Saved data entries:
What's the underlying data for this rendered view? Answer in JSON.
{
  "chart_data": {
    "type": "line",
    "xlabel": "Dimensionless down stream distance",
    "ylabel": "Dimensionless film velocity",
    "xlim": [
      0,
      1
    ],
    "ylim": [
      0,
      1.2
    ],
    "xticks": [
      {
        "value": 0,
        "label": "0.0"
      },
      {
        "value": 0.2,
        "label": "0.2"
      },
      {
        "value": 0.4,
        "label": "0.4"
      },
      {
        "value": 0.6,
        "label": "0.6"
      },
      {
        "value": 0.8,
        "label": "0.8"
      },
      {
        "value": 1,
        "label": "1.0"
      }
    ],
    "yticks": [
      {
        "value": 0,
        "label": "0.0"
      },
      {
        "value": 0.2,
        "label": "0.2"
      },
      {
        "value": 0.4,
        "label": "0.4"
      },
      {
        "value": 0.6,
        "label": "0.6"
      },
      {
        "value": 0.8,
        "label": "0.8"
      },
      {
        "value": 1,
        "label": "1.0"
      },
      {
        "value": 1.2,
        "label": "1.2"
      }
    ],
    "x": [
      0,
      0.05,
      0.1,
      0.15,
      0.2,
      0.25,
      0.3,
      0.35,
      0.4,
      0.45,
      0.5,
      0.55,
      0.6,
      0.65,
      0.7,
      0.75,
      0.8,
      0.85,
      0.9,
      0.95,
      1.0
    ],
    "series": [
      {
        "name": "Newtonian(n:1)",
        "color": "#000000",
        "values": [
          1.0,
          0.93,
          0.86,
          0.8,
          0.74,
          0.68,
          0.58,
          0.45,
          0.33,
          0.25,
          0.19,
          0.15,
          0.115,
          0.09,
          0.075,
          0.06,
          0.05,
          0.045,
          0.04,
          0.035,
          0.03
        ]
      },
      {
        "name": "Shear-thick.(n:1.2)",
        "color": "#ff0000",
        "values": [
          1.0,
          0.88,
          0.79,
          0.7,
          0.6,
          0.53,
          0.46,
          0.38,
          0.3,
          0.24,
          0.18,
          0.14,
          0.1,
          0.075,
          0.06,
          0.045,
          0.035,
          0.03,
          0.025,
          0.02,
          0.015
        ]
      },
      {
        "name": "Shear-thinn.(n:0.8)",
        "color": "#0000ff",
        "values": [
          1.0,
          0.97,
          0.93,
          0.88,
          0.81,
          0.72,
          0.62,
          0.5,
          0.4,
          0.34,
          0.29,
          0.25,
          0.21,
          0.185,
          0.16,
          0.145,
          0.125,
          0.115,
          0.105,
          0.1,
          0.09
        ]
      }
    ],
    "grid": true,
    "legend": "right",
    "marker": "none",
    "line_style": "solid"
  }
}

→ REQUIRED WORK: Copy each line of the data exactly, leaving nothing out.

→ SOLVED PROBLEM:
What's the underlying data for this rendered view? Answer in JSON.
{
  "chart_data": {
    "type": "line",
    "xlabel": "Dimensionless down stream distance",
    "ylabel": "Dimensionless film velocity",
    "xlim": [
      0,
      1
    ],
    "ylim": [
      0,
      1.2
    ],
    "xticks": [
      {
        "value": 0,
        "label": "0.0"
      },
      {
        "value": 0.2,
        "label": "0.2"
      },
      {
        "value": 0.4,
        "label": "0.4"
      },
      {
        "value": 0.6,
        "label": "0.6"
      },
      {
        "value": 0.8,
        "label": "0.8"
      },
      {
        "value": 1,
        "label": "1.0"
      }
    ],
    "yticks": [
      {
        "value": 0,
        "label": "0.0"
      },
      {
        "value": 0.2,
        "label": "0.2"
      },
      {
        "value": 0.4,
        "label": "0.4"
      },
      {
        "value": 0.6,
        "label": "0.6"
      },
      {
        "value": 0.8,
        "label": "0.8"
      },
      {
        "value": 1,
        "label": "1.0"
      },
      {
        "value": 1.2,
        "label": "1.2"
      }
    ],
    "x": [
      0,
      0.05,
      0.1,
      0.15,
      0.2,
      0.25,
      0.3,
      0.35,
      0.4,
      0.45,
      0.5,
      0.55,
      0.6,
      0.65,
      0.7,
      0.75,
      0.8,
      0.85,
      0.9,
      0.95,
      1.0
    ],
    "series": [
      {
        "name": "Newtonian(n:1)",
        "color": "#000000",
        "values": [
          1.0,
          0.93,
          0.86,
          0.8,
          0.74,
          0.68,
          0.58,
          0.45,
          0.33,
          0.25,
          0.19,
          0.15,
          0.115,
          0.09,
          0.075,
          0.06,
          0.05,
          0.045,
          0.04,
          0.035,
          0.03
        ]
      },
      {
        "name": "Shear-thick.(n:1.2)",
        "color": "#ff0000",
        "values": [
          1.0,
          0.88,
          0.79,
          0.7,
          0.6,
          0.53,
          0.46,
          0.38,
          0.3,
          0.24,
          0.18,
          0.14,
          0.1,
          0.075,
          0.06,
          0.045,
          0.035,
          0.03,
          0.025,
          0.02,
          0.015
        ]
      },
      {
        "name": "Shear-thinn.(n:0.8)",
        "color": "#0000ff",
        "values": [
          1.0,
          0.97,
          0.93,
          0.88,
          0.81,
          0.72,
          0.62,
          0.5,
          0.4,
          0.34,
          0.29,
          0.25,
          0.21,
          0.185,
          0.16,
          0.145,
          0.125,
          0.115,
          0.105,
          0.1,
          0.09
        ]
      }
    ],
    "grid": true,
    "legend": "right",
    "marker": "none",
    "line_style": "solid"
  }
}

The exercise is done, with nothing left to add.